→ **WHAT IS BEING ASKED**: Give every entry again, word for word.

→ **TASK INPUT**:

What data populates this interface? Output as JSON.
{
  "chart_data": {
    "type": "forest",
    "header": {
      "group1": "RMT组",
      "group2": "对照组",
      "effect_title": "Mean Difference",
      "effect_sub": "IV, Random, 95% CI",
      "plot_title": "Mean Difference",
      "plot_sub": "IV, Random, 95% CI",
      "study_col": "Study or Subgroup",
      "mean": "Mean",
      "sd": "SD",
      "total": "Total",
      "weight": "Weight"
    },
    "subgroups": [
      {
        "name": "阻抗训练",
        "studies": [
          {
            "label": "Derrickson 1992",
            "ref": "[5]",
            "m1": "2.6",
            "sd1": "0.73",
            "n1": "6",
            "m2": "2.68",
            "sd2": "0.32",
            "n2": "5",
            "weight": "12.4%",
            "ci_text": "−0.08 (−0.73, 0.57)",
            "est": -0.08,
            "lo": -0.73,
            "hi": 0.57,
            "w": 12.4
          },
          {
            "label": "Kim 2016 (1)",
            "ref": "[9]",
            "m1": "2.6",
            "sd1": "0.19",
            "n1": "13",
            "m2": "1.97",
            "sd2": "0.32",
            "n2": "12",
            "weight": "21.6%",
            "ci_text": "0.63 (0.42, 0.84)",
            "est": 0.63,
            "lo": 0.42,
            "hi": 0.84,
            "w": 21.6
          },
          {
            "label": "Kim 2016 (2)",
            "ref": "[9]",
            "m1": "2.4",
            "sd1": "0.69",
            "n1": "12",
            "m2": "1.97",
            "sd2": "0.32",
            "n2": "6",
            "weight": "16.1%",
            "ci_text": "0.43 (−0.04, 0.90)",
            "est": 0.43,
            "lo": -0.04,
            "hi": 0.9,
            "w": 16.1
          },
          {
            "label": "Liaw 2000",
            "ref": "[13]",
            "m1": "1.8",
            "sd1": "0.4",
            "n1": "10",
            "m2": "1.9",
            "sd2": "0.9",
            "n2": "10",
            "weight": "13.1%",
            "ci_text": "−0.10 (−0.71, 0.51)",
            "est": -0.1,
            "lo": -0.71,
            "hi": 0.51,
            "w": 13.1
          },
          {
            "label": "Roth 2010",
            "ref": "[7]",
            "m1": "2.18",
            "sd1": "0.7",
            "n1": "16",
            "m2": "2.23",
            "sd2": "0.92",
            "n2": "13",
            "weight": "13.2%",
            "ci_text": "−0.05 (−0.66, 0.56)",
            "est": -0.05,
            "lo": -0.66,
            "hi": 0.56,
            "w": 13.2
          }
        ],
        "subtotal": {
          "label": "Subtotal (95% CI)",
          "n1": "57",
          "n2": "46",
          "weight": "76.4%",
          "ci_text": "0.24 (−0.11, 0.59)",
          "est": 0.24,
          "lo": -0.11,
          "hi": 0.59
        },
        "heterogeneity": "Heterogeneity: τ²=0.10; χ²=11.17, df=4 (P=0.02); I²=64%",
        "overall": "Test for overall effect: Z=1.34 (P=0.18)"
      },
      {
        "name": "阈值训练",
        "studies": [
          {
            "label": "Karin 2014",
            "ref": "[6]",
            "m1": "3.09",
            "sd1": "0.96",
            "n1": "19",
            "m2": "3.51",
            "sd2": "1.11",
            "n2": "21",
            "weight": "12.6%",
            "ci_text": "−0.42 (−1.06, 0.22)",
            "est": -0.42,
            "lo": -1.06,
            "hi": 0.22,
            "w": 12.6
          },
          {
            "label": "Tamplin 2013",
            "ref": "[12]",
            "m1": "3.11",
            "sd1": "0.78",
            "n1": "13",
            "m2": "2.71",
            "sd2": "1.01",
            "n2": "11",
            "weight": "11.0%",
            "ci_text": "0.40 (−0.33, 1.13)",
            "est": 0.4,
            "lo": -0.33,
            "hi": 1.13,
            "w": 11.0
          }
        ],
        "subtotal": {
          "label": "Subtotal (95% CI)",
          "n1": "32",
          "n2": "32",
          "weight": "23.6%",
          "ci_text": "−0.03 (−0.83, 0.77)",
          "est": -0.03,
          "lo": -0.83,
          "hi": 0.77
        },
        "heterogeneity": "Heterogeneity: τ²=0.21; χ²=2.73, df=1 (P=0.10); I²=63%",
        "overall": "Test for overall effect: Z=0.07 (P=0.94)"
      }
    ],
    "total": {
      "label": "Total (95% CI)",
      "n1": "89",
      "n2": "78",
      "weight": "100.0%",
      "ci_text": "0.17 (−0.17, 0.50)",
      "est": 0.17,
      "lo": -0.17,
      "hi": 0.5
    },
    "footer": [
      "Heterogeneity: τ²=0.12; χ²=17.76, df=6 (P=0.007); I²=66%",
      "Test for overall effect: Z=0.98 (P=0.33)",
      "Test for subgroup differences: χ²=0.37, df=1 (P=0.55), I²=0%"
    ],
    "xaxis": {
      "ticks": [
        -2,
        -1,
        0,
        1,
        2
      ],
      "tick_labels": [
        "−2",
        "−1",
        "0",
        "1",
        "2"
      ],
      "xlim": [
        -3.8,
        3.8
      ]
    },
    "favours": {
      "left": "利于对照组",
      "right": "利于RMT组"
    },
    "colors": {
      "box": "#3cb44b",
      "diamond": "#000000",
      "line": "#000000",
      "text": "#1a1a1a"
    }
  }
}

→ **SOLUTION**:
What data populates this interface? Output as JSON.
{
  "chart_data": {
    "type": "forest",
    "header": {
      "group1": "RMT组",
      "group2": "对照组",
      "effect_title": "Mean Difference",
      "effect_sub": "IV, Random, 95% CI",
      "plot_title": "Mean Difference",
      "plot_sub": "IV, Random, 95% CI",
      "study_col": "Study or Subgroup",
      "mean": "Mean",
      "sd": "SD",
      "total": "Total",
      "weight": "Weight"
    },
    "subgroups": [
      {
        "name": "阻抗训练",
        "studies": [
          {
            "label": "Derrickson 1992",
            "ref": "[5]",
            "m1": "2.6",
            "sd1": "0.73",
            "n1": "6",
            "m2": "2.68",
            "sd2": "0.32",
            "n2": "5",
            "weight": "12.4%",
            "ci_text": "−0.08 (−0.73, 0.57)",
            "est": -0.08,
            "lo": -0.73,
            "hi": 0.57,
            "w": 12.4
          },
          {
            "label": "Kim 2016 (1)",
            "ref": "[9]",
            "m1": "2.6",
            "sd1": "0.19",
            "n1": "13",
            "m2": "1.97",
            "sd2": "0.32",
            "n2": "12",
            "weight": "21.6%",
            "ci_text": "0.63 (0.42, 0.84)",
            "est": 0.63,
            "lo": 0.42,
            "hi": 0.84,
            "w": 21.6
          },
          {
            "label": "Kim 2016 (2)",
            "ref": "[9]",
            "m1": "2.4",
            "sd1": "0.69",
            "n1": "12",
            "m2": "1.97",
            "sd2": "0.32",
            "n2": "6",
            "weight": "16.1%",
            "ci_text": "0.43 (−0.04, 0.90)",
            "est": 0.43,
            "lo": -0.04,
            "hi": 0.9,
            "w": 16.1
          },
          {
            "label": "Liaw 2000",
            "ref": "[13]",
            "m1": "1.8",
            "sd1": "0.4",
            "n1": "10",
            "m2": "1.9",
            "sd2": "0.9",
            "n2": "10",
            "weight": "13.1%",
            "ci_text": "−0.10 (−0.71, 0.51)",
            "est": -0.1,
            "lo": -0.71,
            "hi": 0.51,
            "w": 13.1
          },
          {
            "label": "Roth 2010",
            "ref": "[7]",
            "m1": "2.18",
            "sd1": "0.7",
            "n1": "16",
            "m2": "2.23",
            "sd2": "0.92",
            "n2": "13",
            "weight": "13.2%",
            "ci_text": "−0.05 (−0.66, 0.56)",
            "est": -0.05,
            "lo": -0.66,
            "hi": 0.56,
            "w": 13.2
          }
        ],
        "subtotal": {
          "label": "Subtotal (95% CI)",
          "n1": "57",
          "n2": "46",
          "weight": "76.4%",
          "ci_text": "0.24 (−0.11, 0.59)",
          "est": 0.24,
          "lo": -0.11,
          "hi": 0.59
        },
        "heterogeneity": "Heterogeneity: τ²=0.10; χ²=11.17, df=4 (P=0.02); I²=64%",
        "overall": "Test for overall effect: Z=1.34 (P=0.18)"
      },
      {
        "name": "阈值训练",
        "studies": [
          {
            "label": "Karin 2014",
            "ref": "[6]",
            "m1": "3.09",
            "sd1": "0.96",
            "n1": "19",
            "m2": "3.51",
            "sd2": "1.11",
            "n2": "21",
            "weight": "12.6%",
            "ci_text": "−0.42 (−1.06, 0.22)",
            "est": -0.42,
            "lo": -1.06,
            "hi": 0.22,
            "w": 12.6
          },
          {
            "label": "Tamplin 2013",
            "ref": "[12]",
            "m1": "3.11",
            "sd1": "0.78",
            "n1": "13",
            "m2": "2.71",
            "sd2": "1.01",
            "n2": "11",
            "weight": "11.0%",
            "ci_text": "0.40 (−0.33, 1.13)",
            "est": 0.4,
            "lo": -0.33,
            "hi": 1.13,
            "w": 11.0
          }
        ],
        "subtotal": {
          "label": "Subtotal (95% CI)",
          "n1": "32",
          "n2": "32",
          "weight": "23.6%",
          "ci_text": "−0.03 (−0.83, 0.77)",
          "est": -0.03,
          "lo": -0.83,
          "hi": 0.77
        },
        "heterogeneity": "Heterogeneity: τ²=0.21; χ²=2.73, df=1 (P=0.10); I²=63%",
        "overall": "Test for overall effect: Z=0.07 (P=0.94)"
      }
    ],
    "total": {
      "label": "Total (95% CI)",
      "n1": "89",
      "n2": "78",
      "weight": "100.0%",
      "ci_text": "0.17 (−0.17, 0.50)",
      "est": 0.17,
      "lo": -0.17,
      "hi": 0.5
    },
    "footer": [
      "Heterogeneity: τ²=0.12; χ²=17.76, df=6 (P=0.007); I²=66%",
      "Test for overall effect: Z=0.98 (P=0.33)",
      "Test for subgroup differences: χ²=0.37, df=1 (P=0.55), I²=0%"
    ],
    "xaxis": {
      "ticks": [
        -2,
        -1,
        0,
        1,
        2
      ],
      "tick_labels": [
        "−2",
        "−1",
        "0",
        "1",
        "2"
      ],
      "xlim": [
        -3.8,
        3.8
      ]
    },
    "favours": {
      "left": "利于对照组",
      "right": "利于RMT组"
    },
    "colors": {
      "box": "#3cb44b",
      "diamond": "#000000",
      "line": "#000000",
      "text": "#1a1a1a"
    }
  }
}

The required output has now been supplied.